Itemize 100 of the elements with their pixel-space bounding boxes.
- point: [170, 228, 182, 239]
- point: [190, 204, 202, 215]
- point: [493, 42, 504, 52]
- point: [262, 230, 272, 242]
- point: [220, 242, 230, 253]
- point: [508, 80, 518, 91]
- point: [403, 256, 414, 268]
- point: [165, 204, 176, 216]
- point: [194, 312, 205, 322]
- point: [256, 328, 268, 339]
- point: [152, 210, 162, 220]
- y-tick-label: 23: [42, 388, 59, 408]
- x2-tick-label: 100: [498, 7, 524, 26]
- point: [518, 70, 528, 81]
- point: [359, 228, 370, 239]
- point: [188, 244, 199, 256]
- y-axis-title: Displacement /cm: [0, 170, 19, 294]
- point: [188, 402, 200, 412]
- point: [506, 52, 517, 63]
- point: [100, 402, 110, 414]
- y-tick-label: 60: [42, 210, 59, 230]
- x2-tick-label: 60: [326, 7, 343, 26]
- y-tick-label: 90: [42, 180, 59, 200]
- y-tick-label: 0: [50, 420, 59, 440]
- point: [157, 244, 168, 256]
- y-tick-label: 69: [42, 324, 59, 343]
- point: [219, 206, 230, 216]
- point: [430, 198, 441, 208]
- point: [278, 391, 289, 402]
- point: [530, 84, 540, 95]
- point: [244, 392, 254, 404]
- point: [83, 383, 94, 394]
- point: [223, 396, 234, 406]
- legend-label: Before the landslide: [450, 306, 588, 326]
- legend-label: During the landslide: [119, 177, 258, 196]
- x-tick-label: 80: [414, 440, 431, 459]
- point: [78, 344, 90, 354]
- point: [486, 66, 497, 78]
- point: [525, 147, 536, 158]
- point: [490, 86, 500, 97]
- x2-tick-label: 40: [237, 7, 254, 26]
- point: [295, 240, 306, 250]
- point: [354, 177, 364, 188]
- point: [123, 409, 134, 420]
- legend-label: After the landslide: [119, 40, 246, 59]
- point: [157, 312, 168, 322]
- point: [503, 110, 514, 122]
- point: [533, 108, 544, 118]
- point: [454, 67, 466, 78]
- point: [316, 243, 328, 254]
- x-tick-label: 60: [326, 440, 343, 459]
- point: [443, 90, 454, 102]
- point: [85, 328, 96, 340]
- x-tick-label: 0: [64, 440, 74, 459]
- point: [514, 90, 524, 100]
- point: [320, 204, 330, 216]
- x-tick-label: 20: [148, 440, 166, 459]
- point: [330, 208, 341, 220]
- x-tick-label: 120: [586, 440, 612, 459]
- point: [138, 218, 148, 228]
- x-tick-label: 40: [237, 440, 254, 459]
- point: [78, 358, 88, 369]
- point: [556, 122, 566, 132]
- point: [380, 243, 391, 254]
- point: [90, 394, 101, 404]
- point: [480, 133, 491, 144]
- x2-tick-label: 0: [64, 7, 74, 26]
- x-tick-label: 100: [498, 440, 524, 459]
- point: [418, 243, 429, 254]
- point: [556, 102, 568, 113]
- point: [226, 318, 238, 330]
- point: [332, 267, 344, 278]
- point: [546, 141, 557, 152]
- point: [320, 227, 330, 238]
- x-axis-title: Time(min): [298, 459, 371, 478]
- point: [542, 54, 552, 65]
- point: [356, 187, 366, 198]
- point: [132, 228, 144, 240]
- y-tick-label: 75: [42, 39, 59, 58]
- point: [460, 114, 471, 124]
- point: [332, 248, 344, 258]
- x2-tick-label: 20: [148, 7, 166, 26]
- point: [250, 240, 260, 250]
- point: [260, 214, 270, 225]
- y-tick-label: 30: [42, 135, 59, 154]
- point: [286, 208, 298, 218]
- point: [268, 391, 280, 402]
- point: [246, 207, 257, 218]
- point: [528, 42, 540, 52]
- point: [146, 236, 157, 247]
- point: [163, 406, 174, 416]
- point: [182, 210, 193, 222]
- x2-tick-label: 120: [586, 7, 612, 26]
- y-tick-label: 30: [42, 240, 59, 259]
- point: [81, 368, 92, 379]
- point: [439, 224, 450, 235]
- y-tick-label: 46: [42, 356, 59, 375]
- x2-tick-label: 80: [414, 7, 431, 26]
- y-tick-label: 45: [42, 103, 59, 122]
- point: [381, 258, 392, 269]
◇ ◇ ◇
_Set exercise:_ Reproduce the entry above line for line, leaving every character unchanged.

_Answer for the task:_
Itemize 100 of the elements with their pixel-space bounding boxes.
- point: [170, 228, 182, 239]
- point: [190, 204, 202, 215]
- point: [493, 42, 504, 52]
- point: [262, 230, 272, 242]
- point: [220, 242, 230, 253]
- point: [508, 80, 518, 91]
- point: [403, 256, 414, 268]
- point: [165, 204, 176, 216]
- point: [194, 312, 205, 322]
- point: [256, 328, 268, 339]
- point: [152, 210, 162, 220]
- y-tick-label: 23: [42, 388, 59, 408]
- x2-tick-label: 100: [498, 7, 524, 26]
- point: [518, 70, 528, 81]
- point: [359, 228, 370, 239]
- point: [188, 244, 199, 256]
- y-axis-title: Displacement /cm: [0, 170, 19, 294]
- point: [188, 402, 200, 412]
- point: [506, 52, 517, 63]
- point: [100, 402, 110, 414]
- y-tick-label: 60: [42, 210, 59, 230]
- x2-tick-label: 60: [326, 7, 343, 26]
- y-tick-label: 90: [42, 180, 59, 200]
- y-tick-label: 0: [50, 420, 59, 440]
- point: [157, 244, 168, 256]
- y-tick-label: 69: [42, 324, 59, 343]
- point: [219, 206, 230, 216]
- point: [430, 198, 441, 208]
- point: [278, 391, 289, 402]
- point: [530, 84, 540, 95]
- point: [244, 392, 254, 404]
- point: [83, 383, 94, 394]
- point: [223, 396, 234, 406]
- legend-label: Before the landslide: [450, 306, 588, 326]
- legend-label: During the landslide: [119, 177, 258, 196]
- x-tick-label: 80: [414, 440, 431, 459]
- point: [78, 344, 90, 354]
- point: [486, 66, 497, 78]
- point: [525, 147, 536, 158]
- point: [490, 86, 500, 97]
- x2-tick-label: 40: [237, 7, 254, 26]
- point: [295, 240, 306, 250]
- point: [354, 177, 364, 188]
- point: [123, 409, 134, 420]
- legend-label: After the landslide: [119, 40, 246, 59]
- point: [157, 312, 168, 322]
- point: [503, 110, 514, 122]
- point: [533, 108, 544, 118]
- point: [454, 67, 466, 78]
- point: [316, 243, 328, 254]
- x-tick-label: 60: [326, 440, 343, 459]
- point: [443, 90, 454, 102]
- point: [85, 328, 96, 340]
- x-tick-label: 0: [64, 440, 74, 459]
- point: [514, 90, 524, 100]
- point: [320, 204, 330, 216]
- x-tick-label: 20: [148, 440, 166, 459]
- point: [330, 208, 341, 220]
- x-tick-label: 120: [586, 440, 612, 459]
- point: [138, 218, 148, 228]
- x-tick-label: 40: [237, 440, 254, 459]
- point: [78, 358, 88, 369]
- point: [556, 122, 566, 132]
- point: [380, 243, 391, 254]
- point: [90, 394, 101, 404]
- point: [480, 133, 491, 144]
- x2-tick-label: 0: [64, 7, 74, 26]
- x-tick-label: 100: [498, 440, 524, 459]
- point: [418, 243, 429, 254]
- point: [556, 102, 568, 113]
- point: [226, 318, 238, 330]
- point: [332, 267, 344, 278]
- point: [546, 141, 557, 152]
- point: [320, 227, 330, 238]
- x-axis-title: Time(min): [298, 459, 371, 478]
- point: [542, 54, 552, 65]
- point: [356, 187, 366, 198]
- point: [132, 228, 144, 240]
- y-tick-label: 75: [42, 39, 59, 58]
- point: [460, 114, 471, 124]
- point: [332, 248, 344, 258]
- x2-tick-label: 20: [148, 7, 166, 26]
- point: [250, 240, 260, 250]
- point: [260, 214, 270, 225]
- y-tick-label: 30: [42, 135, 59, 154]
- point: [286, 208, 298, 218]
- point: [268, 391, 280, 402]
- point: [246, 207, 257, 218]
- point: [528, 42, 540, 52]
- point: [146, 236, 157, 247]
- point: [163, 406, 174, 416]
- point: [182, 210, 193, 222]
- x2-tick-label: 120: [586, 7, 612, 26]
- y-tick-label: 30: [42, 240, 59, 259]
- point: [81, 368, 92, 379]
- point: [439, 224, 450, 235]
- y-tick-label: 46: [42, 356, 59, 375]
- x2-tick-label: 80: [414, 7, 431, 26]
- y-tick-label: 45: [42, 103, 59, 122]
- point: [381, 258, 392, 269]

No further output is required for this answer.